» **Figure dataset records**
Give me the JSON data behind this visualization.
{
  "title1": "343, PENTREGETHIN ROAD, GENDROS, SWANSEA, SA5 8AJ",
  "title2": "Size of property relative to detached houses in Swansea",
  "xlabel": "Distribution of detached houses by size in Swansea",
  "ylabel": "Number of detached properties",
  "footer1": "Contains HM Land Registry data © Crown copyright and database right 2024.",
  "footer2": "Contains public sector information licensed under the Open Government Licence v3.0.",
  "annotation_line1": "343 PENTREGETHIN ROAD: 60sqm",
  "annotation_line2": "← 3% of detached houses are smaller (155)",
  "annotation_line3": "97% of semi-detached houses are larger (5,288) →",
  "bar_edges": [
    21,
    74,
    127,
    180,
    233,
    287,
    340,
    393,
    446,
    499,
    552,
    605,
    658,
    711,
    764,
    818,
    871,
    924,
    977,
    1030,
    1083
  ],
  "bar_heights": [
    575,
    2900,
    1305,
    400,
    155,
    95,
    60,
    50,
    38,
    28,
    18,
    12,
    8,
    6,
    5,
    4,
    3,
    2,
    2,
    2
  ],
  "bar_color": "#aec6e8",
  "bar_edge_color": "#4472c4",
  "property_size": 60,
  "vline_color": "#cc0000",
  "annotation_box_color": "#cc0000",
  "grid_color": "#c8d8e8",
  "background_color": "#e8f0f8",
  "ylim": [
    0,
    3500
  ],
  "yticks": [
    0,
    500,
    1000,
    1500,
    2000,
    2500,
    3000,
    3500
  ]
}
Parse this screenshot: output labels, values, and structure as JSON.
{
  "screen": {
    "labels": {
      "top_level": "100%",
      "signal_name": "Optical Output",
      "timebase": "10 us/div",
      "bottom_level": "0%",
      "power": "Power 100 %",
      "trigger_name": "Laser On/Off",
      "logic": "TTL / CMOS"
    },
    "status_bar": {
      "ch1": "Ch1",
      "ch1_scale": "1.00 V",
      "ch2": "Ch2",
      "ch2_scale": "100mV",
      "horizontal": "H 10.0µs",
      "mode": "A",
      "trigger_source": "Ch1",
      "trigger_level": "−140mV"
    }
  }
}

» **PROBLEM STATEMENT**
Pick out every line holding the string "ROAD" and return it.

» **WORKED SOLUTION**
  "title1": "343, PENTREGETHIN ROAD, GENDROS, SWANSEA, SA5 8AJ",
  "annotation_line1": "343 PENTREGETHIN ROAD: 60sqm",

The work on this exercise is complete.